■ Saved entries ■
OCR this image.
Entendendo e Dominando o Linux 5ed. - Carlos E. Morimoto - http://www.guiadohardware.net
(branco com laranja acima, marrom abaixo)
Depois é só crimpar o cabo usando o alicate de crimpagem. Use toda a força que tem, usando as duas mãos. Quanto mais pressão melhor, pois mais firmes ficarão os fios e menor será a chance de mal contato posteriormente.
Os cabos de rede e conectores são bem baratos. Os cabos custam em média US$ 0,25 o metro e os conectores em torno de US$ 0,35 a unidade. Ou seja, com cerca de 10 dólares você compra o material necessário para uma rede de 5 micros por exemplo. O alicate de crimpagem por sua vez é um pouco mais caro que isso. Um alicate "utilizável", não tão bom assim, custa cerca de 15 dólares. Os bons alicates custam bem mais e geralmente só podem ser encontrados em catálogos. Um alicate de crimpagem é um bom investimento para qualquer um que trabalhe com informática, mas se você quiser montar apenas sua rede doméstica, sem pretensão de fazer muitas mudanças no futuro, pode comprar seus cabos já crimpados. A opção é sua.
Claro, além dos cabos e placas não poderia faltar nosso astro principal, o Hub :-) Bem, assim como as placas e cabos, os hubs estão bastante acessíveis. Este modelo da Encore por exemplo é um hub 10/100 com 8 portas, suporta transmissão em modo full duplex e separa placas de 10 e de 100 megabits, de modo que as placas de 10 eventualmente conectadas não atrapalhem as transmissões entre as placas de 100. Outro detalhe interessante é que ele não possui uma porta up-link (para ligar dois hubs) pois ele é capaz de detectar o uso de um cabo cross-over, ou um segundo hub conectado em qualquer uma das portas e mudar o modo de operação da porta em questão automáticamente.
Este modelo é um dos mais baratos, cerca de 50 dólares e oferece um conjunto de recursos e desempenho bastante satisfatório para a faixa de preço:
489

==

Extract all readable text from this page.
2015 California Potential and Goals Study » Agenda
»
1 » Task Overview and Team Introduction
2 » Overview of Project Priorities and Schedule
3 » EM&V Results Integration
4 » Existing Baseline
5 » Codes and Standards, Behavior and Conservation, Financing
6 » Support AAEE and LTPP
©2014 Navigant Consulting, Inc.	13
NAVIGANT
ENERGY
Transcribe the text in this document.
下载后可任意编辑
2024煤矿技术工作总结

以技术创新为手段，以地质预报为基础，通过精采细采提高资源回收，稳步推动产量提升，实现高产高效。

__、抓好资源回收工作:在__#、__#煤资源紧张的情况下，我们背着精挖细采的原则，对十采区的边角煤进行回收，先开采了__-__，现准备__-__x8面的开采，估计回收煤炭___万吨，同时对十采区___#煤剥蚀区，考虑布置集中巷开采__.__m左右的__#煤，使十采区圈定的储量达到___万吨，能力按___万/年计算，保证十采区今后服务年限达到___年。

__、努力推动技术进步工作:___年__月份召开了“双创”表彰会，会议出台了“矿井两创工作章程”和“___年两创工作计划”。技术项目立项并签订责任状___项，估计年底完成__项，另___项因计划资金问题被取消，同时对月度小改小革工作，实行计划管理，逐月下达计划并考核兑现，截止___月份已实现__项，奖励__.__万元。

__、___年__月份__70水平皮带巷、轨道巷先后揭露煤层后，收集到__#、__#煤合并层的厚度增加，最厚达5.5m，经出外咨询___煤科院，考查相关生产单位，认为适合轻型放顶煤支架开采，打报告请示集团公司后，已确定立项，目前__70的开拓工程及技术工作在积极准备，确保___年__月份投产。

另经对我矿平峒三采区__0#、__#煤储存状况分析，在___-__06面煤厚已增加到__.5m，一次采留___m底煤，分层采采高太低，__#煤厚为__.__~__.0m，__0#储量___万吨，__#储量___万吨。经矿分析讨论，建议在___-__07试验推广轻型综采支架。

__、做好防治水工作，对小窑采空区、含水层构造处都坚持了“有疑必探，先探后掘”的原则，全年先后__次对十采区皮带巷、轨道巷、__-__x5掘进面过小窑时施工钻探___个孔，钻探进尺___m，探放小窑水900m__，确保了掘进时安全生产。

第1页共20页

...

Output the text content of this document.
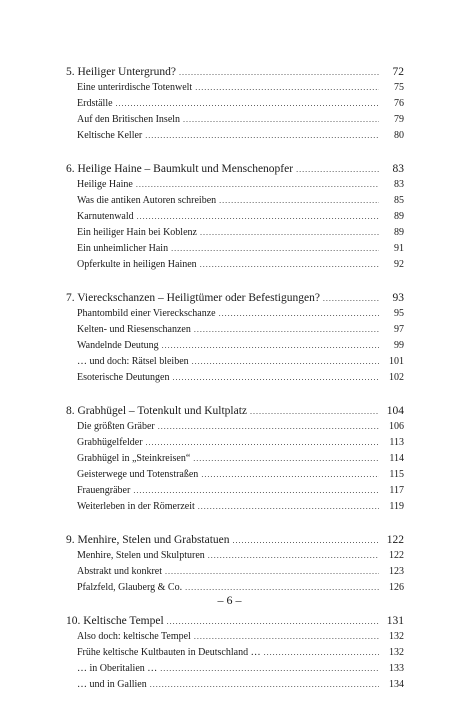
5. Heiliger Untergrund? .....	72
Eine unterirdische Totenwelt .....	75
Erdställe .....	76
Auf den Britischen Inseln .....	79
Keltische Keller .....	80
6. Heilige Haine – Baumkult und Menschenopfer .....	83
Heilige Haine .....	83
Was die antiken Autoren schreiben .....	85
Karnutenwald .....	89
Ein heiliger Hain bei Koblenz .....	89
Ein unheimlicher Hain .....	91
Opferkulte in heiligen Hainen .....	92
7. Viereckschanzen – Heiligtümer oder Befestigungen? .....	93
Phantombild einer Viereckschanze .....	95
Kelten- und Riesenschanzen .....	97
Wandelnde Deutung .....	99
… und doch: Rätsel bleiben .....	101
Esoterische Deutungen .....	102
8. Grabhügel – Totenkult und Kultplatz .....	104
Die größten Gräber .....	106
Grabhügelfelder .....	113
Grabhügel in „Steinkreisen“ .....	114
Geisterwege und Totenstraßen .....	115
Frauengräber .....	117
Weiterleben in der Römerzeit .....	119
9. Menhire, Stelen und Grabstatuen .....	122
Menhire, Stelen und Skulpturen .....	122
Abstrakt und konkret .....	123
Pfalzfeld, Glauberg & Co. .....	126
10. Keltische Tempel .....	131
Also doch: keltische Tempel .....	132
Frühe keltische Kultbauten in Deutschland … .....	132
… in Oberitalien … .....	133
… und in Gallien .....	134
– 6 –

■ What the exercise asks ■
Find the lines with the string "doch" and reproduce them.

■ Result of the exercise ■
… und doch: Rätsel bleiben .....	101
Also doch: keltische Tempel .....	132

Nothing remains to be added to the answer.